__CONSIGNE__
Dans le texte sur la réhabilitation des tissus traditionnels, reprenez le passage commençant à « Il faudrait procéder » et se terminant à « sécheresse. », en substituant « l'ensablement » à « la désertification ».

__TEXTE FOURNI__
((

Il est de toute évidence que la réhabilitation
des tissus traditionnels est porteuse
non seulement d'éléments d'amélioration
des structures patrimoniales et du cadre de vie (restauration,
aménagement, équipement, etc.), mais également
d'éléments d'épanouissement de la population à
travers le développement des systèmes productifs locaux en crise
ou en déclin, et d'activités génératrices de
revenus ayant un effet de retour sur la sauvegarde des entités
patrimoniales.
Les premiers secteurs d'activité à
réhabiliter sont bien entendu : l'agriculture et l'artisanat.
Par rapport au premier secteur, il y a plusieurs actions
à entreprendre dont on cite entre autres :
- la protection des terres cultivables qui occupent les
terrasses fluviales par la mise en place de gabions longeant de part et d'autre
les berges. Celle-ci est une mesure à entreprendre d'urgence ;
- la réhabilitation des seguias, et la redynamisation des
systèmes de gestion communautaire des canaux d'irrigation ;
- l'amélioration de la productivité par
l'introduction de techniques appropriées ;
- l'organisation des groupements de producteurs et leur
encadrement technique ;
- le développement de l'arboriculture et l'apiculture.
Il faudrait procéder à l'introduction d'espèces (arbres
fruitiers et autres) pouvant s'acclimater au milieu, et/ou susceptibles de
freiner la désertification. Il serait également judicieux
d'entreprendre des recherches agronomiques dans le but de mettre au point des
cultures adaptées à la salinité et la
sécheresse.
En matière d'élevage, il serait opportun
d'intégrer le programme RBOSM en vue de renforcer la biodiversité
par l'introduction d'espèces adaptées au milieu (la chèvre
laitière notamment). Il y aurait lieu également de :
- améliorer les parcours pastoraux ;
- procéder à la reconstitution du cheptel ;
- le développement de la production
laitière.
Il faut souligner à ce titre qu'il y a un avantage
à tirer du soutien du L'ORMVAO (Office régional de mise
en valeur agricole de Ouarzazate) et des mesures incitatives dans le domaine,
surtout en matière d'exonération fiscale dont
bénéficient jusqu'à maintenant les agriculteurs
marocains.
Quant à l'artisanat, les ksouriens du site
n'ont visiblement pas préservé un savoir-faire varié.

))

__ENTRÉES RÉPERTORIÉES__
((

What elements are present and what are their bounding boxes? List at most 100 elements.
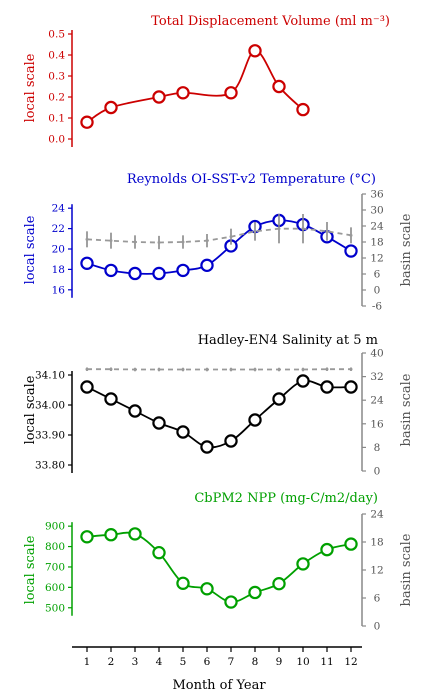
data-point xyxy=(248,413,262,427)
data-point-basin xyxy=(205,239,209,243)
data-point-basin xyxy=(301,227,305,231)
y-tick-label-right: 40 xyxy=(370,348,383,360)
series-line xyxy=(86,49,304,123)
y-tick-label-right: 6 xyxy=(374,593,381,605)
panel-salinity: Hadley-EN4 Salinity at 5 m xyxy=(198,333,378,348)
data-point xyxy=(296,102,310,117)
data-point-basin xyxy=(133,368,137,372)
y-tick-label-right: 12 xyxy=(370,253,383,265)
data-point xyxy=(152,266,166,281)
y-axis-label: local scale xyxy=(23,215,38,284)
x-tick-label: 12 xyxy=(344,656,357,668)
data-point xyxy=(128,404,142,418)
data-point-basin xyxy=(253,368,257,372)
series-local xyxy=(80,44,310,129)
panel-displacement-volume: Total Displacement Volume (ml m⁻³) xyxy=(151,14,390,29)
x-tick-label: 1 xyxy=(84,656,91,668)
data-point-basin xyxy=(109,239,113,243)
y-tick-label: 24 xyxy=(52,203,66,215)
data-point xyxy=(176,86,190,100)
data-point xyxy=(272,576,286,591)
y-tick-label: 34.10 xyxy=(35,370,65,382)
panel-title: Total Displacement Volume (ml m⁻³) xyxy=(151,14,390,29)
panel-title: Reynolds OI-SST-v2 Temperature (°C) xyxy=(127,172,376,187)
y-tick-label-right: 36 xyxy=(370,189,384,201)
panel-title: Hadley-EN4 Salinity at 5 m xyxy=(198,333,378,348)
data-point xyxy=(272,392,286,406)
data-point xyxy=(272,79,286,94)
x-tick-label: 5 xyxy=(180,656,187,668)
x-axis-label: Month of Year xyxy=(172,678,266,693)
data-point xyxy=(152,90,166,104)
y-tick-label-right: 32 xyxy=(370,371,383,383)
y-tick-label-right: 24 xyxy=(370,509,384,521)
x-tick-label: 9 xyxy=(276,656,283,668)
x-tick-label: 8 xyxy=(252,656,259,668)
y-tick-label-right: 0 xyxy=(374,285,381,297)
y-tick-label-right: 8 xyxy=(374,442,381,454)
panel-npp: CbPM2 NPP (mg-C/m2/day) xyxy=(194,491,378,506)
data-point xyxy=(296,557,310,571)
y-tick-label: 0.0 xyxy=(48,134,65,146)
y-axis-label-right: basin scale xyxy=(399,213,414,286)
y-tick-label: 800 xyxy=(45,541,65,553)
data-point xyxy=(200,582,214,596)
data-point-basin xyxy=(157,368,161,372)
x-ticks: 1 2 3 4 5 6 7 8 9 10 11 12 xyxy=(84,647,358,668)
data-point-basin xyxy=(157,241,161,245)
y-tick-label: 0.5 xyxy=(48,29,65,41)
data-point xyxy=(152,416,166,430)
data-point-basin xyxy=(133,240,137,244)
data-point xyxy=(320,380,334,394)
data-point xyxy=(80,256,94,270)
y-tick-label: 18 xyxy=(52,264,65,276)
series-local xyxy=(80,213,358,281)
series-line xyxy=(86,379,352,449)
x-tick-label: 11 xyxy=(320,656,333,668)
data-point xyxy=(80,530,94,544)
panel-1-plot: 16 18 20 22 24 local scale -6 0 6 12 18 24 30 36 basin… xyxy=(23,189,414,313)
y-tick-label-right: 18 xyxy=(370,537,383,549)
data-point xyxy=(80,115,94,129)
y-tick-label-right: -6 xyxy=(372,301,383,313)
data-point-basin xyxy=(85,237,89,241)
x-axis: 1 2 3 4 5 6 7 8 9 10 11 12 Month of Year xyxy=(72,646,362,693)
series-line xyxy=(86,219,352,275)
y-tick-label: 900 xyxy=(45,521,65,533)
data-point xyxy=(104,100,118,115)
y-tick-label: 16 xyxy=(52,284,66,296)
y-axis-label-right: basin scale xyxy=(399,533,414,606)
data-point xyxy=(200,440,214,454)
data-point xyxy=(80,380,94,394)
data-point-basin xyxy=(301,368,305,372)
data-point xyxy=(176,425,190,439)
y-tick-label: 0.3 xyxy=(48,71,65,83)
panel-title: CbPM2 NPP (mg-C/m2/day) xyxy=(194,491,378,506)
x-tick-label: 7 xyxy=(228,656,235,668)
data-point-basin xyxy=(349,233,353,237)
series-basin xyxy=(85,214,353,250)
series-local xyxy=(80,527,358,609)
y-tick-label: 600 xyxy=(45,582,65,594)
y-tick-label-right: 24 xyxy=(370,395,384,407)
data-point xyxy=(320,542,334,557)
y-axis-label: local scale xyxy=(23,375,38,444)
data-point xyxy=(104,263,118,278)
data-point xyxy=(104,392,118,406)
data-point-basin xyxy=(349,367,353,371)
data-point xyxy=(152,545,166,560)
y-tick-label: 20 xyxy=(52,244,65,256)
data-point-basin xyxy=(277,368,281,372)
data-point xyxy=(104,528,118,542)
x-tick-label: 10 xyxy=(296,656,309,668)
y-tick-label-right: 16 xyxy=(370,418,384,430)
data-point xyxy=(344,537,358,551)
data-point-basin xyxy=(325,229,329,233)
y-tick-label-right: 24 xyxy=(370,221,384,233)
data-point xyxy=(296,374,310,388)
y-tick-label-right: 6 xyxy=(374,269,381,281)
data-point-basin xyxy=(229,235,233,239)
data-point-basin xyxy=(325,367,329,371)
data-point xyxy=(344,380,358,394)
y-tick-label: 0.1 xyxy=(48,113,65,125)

))
((

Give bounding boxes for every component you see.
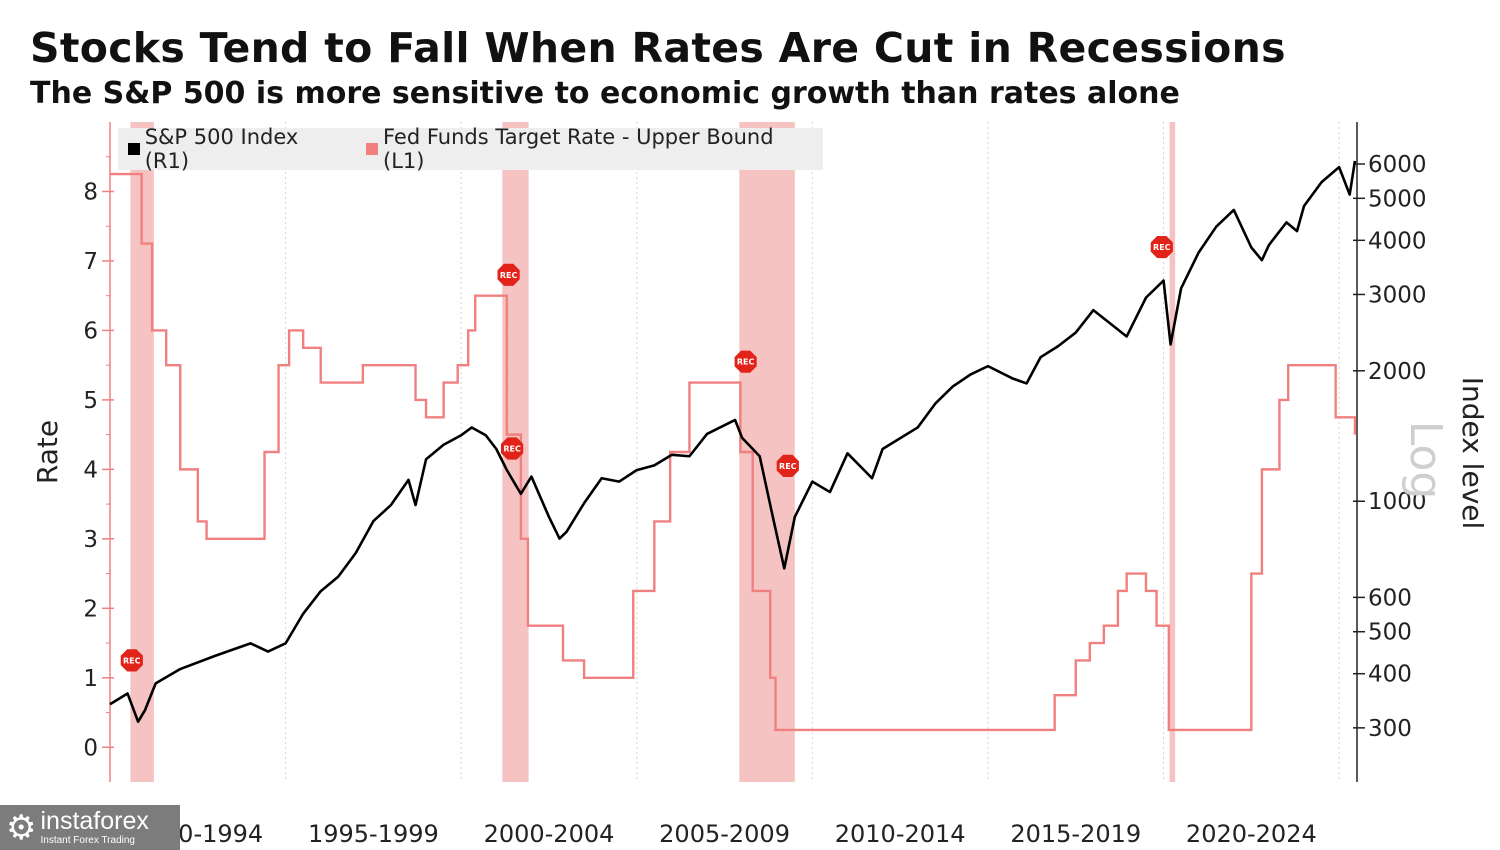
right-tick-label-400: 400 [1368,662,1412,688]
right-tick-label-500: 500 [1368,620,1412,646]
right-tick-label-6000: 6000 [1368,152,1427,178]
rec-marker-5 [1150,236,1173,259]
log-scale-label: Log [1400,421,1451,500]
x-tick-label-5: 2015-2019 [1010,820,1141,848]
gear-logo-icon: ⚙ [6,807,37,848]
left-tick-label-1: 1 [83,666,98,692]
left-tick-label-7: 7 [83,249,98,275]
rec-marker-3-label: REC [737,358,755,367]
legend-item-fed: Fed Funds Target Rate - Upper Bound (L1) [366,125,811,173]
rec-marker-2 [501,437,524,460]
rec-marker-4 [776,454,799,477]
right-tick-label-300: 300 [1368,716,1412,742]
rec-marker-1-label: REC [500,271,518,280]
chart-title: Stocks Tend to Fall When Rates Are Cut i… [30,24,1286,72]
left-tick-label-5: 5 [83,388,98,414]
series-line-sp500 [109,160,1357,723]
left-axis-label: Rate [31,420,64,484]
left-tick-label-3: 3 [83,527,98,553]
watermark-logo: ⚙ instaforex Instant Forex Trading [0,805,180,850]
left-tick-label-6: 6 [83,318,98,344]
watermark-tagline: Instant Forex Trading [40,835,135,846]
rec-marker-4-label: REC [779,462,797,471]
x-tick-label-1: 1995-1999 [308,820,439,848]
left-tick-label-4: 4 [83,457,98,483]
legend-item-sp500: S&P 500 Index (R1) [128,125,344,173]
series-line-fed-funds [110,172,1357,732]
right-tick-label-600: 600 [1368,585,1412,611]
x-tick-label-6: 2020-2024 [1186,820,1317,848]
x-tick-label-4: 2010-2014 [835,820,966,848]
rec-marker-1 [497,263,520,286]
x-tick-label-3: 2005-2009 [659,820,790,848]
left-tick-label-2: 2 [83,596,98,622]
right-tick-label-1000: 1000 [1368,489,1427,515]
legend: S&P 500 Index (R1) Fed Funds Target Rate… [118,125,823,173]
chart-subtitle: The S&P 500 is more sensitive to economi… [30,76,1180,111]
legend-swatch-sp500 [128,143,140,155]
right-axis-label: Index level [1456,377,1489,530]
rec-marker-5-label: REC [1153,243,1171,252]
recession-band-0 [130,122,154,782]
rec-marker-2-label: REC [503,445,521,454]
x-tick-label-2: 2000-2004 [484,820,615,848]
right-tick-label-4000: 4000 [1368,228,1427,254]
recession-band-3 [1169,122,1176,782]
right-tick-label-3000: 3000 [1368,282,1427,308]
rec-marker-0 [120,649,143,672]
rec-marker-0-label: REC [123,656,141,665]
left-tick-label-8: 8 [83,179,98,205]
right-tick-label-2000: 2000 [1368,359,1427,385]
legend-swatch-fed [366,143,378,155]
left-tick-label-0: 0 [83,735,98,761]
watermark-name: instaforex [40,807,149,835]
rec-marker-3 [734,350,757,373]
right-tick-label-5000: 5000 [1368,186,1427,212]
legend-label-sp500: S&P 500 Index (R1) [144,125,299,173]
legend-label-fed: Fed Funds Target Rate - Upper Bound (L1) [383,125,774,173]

))

__CORRIGÉ__
Il faudrait procéder à l'introduction d'espèces (arbres
fruitiers et autres) pouvant s'acclimater au milieu, et/ou susceptibles de
freiner l'ensablement. Il serait également judicieux
d'entreprendre des recherches agronomiques dans le but de mettre au point des
cultures adaptées à la salinité et la
sécheresse.